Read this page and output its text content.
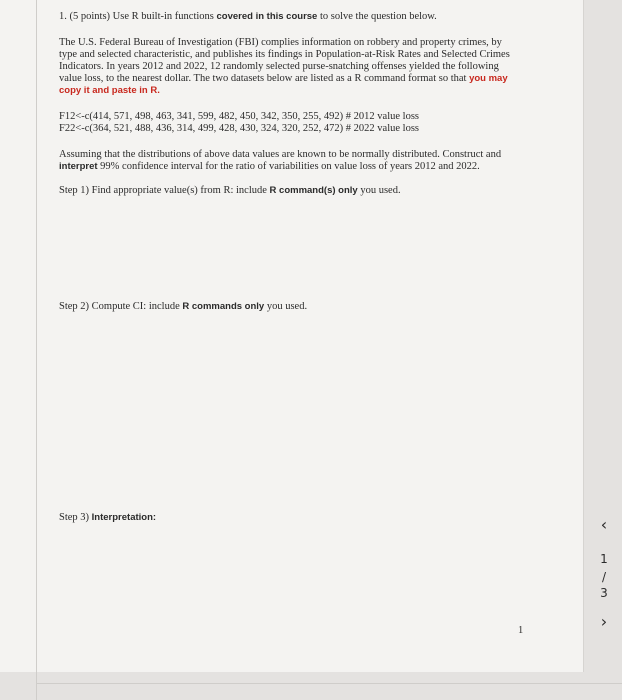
1. (5 points) Use R built-in functions covered in this course to solve the question below.

The U.S. Federal Bureau of Investigation (FBI) complies information on robbery and property crimes, by

type and selected characteristic, and publishes its findings in Population-at-Risk Rates and Selected Crimes

Indicators. In years 2012 and 2022, 12 randomly selected purse-snatching offenses yielded the following

value loss, to the nearest dollar. The two datasets below are listed as a R command format so that you may

copy it and paste in R.

F12<-c(414, 571, 498, 463, 341, 599, 482, 450, 342, 350, 255, 492) # 2012 value loss

F22<-c(364, 521, 488, 436, 314, 499, 428, 430, 324, 320, 252, 472) # 2022 value loss

Assuming that the distributions of above data values are known to be normally distributed. Construct and

interpret 99% confidence interval for the ratio of variabilities on value loss of years 2012 and 2022.

Step 1) Find appropriate value(s) from R: include R command(s) only you used.

Step 2) Compute CI: include R commands only you used.

Step 3) Interpretation:

1
‹
1
/
3
›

**Aim of the task**
Search the lines for the string "below" and copy every line that has it.

**Exercise response**
1. (5 points) Use R built-in functions covered in this course to solve the question below.
value loss, to the nearest dollar. The two datasets below are listed as a R command format so that you may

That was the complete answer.